PROBLEM STATEMENT
Lines containing the word "broadband" should be extracted in full.

(Records that describe figures)
———
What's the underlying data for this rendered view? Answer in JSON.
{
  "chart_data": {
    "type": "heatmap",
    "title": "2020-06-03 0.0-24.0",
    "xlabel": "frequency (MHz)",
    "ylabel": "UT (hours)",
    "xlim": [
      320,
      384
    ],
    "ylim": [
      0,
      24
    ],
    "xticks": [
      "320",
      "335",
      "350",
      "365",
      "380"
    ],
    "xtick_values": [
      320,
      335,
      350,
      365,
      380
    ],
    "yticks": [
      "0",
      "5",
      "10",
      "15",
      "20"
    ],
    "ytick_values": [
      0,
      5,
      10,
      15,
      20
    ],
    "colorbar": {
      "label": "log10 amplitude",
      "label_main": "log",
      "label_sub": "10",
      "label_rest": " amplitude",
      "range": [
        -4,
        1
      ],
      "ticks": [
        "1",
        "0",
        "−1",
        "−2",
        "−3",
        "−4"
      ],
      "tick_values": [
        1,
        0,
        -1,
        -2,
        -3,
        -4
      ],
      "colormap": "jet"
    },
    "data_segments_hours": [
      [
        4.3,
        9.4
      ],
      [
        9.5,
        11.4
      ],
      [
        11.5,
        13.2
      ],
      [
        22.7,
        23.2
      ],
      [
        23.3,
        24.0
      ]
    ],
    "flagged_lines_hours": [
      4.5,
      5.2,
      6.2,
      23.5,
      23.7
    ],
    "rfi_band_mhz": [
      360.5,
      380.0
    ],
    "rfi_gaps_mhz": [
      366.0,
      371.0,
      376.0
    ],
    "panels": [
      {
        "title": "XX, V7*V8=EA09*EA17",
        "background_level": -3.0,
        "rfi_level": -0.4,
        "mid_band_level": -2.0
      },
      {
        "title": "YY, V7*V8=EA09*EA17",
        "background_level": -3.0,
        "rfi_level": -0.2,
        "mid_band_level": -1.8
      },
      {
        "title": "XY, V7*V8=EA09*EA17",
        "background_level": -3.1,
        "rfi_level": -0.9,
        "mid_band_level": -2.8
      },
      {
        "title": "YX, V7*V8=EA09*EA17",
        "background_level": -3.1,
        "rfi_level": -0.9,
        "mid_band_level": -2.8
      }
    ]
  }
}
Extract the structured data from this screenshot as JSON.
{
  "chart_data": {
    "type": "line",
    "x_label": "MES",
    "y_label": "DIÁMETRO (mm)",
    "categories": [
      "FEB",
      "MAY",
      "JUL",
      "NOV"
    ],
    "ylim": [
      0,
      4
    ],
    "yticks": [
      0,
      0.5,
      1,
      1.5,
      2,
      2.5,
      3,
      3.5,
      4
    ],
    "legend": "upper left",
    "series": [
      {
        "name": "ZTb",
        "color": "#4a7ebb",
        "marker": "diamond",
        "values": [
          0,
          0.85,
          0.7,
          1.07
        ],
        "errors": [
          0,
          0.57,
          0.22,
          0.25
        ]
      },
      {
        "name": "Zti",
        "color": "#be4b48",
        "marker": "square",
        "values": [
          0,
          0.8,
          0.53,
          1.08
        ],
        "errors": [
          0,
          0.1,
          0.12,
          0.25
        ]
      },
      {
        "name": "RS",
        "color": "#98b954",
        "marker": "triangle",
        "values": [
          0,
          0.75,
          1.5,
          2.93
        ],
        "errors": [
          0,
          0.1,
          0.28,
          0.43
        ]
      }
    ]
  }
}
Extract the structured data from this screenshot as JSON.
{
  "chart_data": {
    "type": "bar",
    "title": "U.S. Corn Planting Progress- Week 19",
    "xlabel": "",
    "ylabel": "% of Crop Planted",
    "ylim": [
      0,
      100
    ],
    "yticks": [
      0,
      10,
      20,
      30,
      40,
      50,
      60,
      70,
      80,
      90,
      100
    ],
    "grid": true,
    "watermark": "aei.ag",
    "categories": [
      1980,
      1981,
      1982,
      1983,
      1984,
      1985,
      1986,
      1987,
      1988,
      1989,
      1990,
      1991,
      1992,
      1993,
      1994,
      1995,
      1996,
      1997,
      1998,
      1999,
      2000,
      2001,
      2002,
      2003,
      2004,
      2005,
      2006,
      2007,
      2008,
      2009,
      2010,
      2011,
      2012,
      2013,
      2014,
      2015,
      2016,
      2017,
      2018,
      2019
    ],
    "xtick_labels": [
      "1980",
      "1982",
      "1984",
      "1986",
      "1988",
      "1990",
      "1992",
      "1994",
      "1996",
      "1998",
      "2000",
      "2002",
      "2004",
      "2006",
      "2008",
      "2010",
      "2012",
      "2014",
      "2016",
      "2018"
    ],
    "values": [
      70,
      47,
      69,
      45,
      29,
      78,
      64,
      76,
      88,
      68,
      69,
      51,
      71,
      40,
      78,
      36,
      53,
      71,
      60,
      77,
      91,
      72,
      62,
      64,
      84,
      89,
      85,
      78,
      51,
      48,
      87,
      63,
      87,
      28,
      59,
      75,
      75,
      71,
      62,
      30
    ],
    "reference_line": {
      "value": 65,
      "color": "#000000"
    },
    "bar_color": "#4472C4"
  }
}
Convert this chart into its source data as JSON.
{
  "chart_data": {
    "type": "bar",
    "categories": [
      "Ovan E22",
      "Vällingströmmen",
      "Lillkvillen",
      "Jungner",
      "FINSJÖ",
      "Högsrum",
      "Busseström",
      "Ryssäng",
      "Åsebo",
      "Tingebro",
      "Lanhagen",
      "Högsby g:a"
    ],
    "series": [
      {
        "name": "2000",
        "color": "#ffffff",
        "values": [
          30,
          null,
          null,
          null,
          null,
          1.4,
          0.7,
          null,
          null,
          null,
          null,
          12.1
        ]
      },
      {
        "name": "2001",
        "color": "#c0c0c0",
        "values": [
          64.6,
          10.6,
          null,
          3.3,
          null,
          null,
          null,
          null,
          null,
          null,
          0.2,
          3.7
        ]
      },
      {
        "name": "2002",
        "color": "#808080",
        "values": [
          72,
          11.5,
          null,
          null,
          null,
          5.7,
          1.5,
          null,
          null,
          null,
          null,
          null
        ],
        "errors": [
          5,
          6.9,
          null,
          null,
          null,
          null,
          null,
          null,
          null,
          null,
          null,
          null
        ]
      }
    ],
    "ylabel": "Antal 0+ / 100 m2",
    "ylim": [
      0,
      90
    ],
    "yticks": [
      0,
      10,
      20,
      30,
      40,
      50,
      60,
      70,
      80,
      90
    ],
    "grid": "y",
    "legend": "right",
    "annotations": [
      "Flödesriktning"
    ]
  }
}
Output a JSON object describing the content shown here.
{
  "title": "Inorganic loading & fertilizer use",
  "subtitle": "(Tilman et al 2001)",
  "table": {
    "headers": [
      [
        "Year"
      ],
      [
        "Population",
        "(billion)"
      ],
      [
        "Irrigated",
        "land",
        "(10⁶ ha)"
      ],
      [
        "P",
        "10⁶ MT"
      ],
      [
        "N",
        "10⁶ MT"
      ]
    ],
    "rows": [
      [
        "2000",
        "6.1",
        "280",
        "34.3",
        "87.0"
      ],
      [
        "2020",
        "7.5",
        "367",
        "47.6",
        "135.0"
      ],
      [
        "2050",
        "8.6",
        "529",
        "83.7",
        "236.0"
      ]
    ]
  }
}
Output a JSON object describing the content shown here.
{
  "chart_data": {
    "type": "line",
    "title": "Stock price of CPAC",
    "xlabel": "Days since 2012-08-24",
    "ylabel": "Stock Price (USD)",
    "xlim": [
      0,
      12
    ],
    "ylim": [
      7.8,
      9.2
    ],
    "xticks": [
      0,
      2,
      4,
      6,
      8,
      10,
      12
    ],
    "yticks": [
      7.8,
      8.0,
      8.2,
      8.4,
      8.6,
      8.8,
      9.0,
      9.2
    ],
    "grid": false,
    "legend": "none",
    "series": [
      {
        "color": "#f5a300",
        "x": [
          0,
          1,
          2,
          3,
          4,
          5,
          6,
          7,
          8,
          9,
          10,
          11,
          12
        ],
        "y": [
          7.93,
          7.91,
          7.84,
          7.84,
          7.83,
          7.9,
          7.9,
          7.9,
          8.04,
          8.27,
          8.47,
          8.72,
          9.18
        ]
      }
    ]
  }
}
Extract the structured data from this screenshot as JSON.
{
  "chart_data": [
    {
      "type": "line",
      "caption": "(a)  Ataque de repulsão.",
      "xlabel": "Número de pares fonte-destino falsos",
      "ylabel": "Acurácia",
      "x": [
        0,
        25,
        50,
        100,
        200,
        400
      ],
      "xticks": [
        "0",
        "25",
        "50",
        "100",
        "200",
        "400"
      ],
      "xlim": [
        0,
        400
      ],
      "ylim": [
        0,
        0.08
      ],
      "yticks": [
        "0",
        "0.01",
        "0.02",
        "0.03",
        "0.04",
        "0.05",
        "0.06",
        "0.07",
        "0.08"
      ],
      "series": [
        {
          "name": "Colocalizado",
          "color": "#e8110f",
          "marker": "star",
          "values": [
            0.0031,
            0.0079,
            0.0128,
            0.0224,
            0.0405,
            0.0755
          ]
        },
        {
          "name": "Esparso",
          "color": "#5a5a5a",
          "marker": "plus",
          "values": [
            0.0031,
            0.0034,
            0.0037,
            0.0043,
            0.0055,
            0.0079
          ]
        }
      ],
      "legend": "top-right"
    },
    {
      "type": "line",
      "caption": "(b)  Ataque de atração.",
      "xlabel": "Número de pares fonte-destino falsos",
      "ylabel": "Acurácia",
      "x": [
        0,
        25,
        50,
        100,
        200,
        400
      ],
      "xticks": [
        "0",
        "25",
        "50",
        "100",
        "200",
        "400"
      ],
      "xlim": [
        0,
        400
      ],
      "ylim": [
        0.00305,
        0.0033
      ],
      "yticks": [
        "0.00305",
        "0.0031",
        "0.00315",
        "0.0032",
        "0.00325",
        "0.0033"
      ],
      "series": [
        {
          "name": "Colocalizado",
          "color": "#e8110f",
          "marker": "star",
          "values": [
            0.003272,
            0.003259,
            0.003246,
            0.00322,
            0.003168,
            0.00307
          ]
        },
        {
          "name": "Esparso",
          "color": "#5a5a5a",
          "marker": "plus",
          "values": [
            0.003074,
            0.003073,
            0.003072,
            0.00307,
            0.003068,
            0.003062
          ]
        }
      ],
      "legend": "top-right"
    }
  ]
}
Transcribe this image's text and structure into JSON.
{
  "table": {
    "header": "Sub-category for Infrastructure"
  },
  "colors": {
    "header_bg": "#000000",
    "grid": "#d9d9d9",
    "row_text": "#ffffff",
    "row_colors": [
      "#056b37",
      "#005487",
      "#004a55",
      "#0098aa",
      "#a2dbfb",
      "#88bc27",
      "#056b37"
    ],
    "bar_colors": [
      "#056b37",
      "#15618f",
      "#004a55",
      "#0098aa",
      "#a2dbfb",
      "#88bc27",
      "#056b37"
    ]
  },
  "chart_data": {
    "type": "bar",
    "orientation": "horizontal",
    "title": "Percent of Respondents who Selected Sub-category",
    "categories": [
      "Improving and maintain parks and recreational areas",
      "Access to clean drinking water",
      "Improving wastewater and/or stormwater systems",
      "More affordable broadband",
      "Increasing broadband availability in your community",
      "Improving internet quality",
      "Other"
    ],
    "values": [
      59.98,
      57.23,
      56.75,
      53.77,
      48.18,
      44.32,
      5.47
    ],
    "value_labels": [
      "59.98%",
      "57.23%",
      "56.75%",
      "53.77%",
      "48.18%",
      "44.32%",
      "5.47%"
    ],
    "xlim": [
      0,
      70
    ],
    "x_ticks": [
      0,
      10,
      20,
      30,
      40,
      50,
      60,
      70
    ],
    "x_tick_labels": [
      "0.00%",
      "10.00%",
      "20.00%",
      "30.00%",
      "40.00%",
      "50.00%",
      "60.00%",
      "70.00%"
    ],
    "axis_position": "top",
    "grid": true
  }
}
———
EXERCISE RESULT
      "More affordable broadband",
      "Increasing broadband availability in your community",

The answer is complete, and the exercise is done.